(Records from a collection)
───
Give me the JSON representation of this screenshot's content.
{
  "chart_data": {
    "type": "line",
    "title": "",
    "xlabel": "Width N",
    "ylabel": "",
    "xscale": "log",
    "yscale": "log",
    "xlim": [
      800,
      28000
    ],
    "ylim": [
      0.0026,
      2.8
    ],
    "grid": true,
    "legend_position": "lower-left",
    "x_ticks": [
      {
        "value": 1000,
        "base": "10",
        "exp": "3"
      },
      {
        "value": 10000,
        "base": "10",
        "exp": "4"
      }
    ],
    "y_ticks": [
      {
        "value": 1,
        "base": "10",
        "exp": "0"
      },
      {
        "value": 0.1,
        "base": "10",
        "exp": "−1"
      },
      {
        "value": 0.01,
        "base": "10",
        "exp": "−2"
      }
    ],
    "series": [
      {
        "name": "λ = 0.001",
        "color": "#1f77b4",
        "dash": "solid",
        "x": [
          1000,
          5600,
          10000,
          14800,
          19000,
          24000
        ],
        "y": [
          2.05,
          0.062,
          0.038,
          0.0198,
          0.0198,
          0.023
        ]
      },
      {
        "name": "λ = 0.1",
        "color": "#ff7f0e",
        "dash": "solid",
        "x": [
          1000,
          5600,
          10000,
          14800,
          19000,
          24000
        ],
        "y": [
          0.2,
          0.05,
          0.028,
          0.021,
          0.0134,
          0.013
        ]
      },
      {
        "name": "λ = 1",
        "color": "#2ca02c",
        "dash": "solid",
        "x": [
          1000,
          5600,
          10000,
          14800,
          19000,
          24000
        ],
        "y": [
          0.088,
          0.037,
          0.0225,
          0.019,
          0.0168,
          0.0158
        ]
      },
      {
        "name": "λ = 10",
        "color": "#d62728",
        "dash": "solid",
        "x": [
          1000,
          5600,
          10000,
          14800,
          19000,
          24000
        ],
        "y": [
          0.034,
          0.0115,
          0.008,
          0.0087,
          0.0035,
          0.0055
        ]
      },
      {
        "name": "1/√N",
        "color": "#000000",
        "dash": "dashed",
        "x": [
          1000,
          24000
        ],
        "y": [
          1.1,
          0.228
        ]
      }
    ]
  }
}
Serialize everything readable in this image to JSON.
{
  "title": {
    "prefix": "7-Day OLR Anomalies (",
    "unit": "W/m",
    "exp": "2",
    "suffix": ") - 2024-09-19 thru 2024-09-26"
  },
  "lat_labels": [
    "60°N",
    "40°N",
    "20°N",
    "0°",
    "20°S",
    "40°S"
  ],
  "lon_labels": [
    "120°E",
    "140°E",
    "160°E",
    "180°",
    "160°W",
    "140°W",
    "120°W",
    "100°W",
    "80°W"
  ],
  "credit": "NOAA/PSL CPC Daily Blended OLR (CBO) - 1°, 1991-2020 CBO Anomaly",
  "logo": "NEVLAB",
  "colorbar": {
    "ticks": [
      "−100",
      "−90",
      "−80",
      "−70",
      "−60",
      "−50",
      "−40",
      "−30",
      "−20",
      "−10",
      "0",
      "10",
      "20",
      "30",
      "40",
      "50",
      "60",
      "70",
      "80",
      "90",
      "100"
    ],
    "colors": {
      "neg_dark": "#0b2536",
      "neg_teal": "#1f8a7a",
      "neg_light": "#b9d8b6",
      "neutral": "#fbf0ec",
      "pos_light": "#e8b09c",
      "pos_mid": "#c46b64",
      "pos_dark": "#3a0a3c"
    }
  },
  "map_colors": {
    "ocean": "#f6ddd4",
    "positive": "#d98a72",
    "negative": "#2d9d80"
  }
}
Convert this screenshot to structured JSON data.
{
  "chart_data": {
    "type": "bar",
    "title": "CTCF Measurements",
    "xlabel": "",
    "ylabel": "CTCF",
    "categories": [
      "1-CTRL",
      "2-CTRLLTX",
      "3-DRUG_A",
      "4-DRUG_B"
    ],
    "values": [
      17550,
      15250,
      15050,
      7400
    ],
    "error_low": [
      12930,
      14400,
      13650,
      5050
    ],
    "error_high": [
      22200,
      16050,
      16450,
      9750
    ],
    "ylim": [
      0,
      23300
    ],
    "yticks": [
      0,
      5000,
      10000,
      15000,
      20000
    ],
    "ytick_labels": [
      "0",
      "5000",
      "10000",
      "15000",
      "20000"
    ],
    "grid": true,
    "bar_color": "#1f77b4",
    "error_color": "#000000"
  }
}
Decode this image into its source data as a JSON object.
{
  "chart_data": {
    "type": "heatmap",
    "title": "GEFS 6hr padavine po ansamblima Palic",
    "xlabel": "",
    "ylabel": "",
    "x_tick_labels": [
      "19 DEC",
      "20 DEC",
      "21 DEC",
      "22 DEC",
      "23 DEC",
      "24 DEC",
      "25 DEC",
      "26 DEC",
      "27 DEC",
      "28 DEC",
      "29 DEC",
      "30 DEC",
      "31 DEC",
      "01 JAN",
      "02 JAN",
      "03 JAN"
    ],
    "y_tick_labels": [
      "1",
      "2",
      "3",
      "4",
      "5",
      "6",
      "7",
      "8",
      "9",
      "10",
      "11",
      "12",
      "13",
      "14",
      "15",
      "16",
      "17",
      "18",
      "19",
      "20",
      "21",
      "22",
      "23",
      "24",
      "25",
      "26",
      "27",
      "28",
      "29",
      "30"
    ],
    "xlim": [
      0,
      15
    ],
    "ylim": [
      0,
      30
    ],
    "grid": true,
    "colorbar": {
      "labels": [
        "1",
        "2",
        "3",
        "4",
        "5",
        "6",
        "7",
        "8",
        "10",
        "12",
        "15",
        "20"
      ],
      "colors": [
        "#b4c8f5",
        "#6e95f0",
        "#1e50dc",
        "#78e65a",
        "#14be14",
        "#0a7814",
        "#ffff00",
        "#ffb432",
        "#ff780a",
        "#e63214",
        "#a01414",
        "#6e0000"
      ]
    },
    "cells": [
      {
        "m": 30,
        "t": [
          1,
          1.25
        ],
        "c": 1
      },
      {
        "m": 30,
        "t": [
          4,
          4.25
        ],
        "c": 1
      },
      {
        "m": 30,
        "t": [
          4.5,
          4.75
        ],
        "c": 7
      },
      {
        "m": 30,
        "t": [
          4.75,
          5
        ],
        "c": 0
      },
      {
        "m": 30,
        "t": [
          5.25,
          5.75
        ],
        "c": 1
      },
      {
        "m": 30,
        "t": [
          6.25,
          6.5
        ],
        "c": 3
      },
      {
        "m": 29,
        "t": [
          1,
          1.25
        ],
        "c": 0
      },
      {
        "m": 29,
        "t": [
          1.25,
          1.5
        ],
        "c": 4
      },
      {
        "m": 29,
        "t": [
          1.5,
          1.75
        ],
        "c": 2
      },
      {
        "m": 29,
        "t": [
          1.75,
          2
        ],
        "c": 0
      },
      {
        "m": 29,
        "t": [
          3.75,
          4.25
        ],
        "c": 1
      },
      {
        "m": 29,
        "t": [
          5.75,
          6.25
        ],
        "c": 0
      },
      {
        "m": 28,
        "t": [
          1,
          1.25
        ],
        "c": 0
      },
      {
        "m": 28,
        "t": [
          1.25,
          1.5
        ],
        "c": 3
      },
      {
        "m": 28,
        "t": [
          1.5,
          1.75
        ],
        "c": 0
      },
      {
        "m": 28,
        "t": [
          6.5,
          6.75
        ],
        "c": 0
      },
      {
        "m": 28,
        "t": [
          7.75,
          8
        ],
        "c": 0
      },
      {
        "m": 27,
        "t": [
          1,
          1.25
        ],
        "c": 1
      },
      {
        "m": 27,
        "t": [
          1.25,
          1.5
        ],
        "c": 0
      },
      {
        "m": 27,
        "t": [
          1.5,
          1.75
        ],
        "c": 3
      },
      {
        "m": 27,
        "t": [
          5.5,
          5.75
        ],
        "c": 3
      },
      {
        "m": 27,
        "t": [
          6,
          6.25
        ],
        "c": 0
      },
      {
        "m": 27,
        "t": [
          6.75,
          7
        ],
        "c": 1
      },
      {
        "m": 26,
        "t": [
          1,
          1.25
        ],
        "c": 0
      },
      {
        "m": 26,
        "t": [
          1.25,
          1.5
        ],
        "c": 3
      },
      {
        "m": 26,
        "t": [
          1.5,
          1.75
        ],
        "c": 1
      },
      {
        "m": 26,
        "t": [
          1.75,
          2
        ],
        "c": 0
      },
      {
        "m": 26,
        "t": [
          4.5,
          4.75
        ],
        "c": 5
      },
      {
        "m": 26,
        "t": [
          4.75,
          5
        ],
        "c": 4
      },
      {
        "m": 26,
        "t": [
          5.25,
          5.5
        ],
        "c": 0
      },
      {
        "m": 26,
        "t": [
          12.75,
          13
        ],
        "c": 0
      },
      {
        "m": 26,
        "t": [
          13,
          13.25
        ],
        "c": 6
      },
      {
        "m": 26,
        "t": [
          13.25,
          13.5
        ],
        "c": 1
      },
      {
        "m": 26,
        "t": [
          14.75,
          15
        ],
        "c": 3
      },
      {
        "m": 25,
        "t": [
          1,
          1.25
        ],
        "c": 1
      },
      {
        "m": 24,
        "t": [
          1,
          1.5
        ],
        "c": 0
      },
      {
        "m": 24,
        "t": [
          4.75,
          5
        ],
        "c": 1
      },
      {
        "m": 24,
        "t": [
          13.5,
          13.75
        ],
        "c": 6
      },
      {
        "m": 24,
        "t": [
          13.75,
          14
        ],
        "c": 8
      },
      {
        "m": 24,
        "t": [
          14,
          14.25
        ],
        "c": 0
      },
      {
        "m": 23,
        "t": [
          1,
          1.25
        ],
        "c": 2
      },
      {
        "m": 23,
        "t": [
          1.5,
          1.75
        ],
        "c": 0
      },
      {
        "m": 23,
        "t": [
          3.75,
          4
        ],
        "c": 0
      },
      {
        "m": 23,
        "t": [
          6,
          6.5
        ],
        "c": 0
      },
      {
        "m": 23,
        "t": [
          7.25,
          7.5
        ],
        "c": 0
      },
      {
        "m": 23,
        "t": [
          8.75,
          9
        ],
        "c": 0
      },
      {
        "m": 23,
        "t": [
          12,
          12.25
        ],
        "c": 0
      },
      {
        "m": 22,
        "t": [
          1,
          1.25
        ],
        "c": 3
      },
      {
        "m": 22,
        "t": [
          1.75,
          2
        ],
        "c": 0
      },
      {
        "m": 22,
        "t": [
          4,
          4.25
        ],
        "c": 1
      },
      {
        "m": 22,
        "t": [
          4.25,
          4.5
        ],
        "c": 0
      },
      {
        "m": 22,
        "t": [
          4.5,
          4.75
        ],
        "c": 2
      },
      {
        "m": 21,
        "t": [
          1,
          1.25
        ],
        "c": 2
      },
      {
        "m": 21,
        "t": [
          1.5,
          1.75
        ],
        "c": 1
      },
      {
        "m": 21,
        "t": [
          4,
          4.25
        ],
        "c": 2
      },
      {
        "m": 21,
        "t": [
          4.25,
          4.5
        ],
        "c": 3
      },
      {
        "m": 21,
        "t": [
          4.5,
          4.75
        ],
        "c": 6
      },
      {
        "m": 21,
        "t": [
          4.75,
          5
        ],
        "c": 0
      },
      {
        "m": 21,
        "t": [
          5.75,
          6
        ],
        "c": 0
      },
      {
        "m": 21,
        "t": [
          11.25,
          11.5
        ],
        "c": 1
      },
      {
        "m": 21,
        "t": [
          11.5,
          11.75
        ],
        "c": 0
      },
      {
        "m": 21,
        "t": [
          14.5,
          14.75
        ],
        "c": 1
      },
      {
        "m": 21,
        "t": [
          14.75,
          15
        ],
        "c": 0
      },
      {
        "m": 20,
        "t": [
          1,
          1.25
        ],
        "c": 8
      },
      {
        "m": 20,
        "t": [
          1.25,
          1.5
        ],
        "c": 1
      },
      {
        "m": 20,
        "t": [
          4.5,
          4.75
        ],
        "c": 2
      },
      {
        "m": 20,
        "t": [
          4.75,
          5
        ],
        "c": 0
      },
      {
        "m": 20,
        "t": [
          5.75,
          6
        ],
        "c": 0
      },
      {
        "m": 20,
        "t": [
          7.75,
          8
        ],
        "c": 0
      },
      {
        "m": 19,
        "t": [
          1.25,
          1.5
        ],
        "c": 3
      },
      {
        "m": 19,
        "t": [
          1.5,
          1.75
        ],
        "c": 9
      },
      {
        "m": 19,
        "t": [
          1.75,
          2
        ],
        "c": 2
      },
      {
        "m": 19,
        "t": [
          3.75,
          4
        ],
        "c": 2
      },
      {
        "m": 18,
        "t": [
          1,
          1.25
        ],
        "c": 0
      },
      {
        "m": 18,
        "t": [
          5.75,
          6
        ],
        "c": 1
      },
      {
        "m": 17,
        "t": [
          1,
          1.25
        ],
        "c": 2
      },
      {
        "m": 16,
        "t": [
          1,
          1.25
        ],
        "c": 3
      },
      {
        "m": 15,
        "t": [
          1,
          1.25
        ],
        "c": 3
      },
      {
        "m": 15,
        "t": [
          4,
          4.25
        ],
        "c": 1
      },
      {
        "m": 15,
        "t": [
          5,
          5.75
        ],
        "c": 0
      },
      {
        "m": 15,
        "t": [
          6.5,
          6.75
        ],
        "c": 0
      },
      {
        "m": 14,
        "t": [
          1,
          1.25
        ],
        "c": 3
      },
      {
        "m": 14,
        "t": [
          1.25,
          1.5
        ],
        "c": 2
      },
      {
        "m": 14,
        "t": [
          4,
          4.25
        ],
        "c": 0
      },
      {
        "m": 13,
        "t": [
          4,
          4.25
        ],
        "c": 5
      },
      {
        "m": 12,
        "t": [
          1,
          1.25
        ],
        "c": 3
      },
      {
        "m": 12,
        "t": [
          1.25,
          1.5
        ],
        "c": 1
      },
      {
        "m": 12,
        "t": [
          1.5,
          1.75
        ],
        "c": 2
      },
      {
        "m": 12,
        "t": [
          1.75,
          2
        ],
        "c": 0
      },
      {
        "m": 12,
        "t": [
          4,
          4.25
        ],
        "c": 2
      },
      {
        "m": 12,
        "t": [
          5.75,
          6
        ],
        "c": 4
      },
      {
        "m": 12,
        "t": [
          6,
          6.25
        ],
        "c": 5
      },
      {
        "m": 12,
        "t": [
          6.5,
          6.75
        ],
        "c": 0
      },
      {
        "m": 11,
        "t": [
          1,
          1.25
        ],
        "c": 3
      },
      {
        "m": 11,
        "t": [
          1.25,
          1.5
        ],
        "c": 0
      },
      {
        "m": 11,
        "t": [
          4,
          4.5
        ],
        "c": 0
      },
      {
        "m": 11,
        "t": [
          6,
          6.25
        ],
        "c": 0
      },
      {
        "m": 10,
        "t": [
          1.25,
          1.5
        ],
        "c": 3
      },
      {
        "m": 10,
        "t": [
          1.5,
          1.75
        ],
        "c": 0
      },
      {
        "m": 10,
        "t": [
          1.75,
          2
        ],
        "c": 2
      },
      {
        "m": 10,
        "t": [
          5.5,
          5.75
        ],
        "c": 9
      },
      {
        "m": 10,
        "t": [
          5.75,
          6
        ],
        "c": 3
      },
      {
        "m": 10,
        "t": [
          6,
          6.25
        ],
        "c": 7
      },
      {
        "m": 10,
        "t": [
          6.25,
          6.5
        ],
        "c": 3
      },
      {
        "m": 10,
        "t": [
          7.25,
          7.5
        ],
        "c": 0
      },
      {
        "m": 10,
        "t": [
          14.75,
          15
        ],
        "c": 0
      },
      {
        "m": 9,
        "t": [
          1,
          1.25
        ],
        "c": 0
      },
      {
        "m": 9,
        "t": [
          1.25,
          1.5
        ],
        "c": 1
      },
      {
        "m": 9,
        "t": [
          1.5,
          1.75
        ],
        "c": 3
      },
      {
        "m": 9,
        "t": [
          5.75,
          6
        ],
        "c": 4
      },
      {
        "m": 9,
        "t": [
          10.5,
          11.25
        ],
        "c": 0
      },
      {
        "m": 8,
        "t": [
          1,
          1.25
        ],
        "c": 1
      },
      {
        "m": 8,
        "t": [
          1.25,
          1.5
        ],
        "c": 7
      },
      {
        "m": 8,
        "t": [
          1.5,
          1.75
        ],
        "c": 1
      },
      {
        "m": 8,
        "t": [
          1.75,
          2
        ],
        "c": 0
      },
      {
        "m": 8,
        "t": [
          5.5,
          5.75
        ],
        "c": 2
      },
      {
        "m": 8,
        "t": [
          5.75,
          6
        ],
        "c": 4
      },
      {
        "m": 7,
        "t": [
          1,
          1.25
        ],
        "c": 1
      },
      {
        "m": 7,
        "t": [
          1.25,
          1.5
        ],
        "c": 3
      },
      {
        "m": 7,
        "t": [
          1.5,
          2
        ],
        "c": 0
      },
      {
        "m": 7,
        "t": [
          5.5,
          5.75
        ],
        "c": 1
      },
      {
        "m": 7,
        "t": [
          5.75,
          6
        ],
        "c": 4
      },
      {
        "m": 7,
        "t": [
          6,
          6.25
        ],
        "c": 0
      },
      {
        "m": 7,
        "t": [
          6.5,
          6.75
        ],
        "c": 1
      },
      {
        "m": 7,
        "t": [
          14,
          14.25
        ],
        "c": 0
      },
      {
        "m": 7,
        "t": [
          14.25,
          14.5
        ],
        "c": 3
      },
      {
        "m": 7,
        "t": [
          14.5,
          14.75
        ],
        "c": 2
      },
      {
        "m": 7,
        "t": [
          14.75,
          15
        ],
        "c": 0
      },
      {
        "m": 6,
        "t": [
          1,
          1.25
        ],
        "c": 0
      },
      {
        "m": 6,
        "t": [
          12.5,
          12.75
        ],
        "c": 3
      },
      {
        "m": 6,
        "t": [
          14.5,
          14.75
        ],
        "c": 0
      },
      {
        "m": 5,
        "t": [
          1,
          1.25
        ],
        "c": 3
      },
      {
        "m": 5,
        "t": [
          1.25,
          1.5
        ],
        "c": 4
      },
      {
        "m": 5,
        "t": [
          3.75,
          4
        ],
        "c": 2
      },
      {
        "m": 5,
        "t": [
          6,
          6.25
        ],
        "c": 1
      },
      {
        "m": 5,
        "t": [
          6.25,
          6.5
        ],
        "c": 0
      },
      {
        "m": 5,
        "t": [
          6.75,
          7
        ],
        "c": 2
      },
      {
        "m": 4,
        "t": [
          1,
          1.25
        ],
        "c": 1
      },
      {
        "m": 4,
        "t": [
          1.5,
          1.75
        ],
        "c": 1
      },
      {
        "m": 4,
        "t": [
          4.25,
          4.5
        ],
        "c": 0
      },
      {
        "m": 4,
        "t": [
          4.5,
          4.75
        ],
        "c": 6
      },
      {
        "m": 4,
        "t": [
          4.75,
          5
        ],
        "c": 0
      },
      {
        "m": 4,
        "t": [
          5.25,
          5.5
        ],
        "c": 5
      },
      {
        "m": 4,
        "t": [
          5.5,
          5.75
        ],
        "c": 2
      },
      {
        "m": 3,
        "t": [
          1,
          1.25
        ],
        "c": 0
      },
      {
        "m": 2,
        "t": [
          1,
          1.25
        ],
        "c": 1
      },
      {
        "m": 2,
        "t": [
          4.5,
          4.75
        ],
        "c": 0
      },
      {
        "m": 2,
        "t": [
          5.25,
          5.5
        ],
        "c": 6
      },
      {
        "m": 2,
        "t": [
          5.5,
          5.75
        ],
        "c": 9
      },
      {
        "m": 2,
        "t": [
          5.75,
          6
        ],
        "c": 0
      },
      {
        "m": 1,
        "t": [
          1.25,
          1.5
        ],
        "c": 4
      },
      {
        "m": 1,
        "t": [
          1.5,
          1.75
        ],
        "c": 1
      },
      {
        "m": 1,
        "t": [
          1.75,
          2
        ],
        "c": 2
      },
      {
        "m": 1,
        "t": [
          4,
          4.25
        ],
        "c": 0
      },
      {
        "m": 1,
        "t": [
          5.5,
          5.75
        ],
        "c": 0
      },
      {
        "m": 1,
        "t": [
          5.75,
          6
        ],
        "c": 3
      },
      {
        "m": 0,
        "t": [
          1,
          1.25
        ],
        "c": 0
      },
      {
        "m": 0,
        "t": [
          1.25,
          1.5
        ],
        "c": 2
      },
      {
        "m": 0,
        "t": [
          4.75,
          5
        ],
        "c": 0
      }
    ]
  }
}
───
● **Required work**:
Copy each line of the records above that carries the word "image".

● **Solution to the problem**:
Serialize everything readable in this image to JSON.
Decode this image into its source data as a JSON object.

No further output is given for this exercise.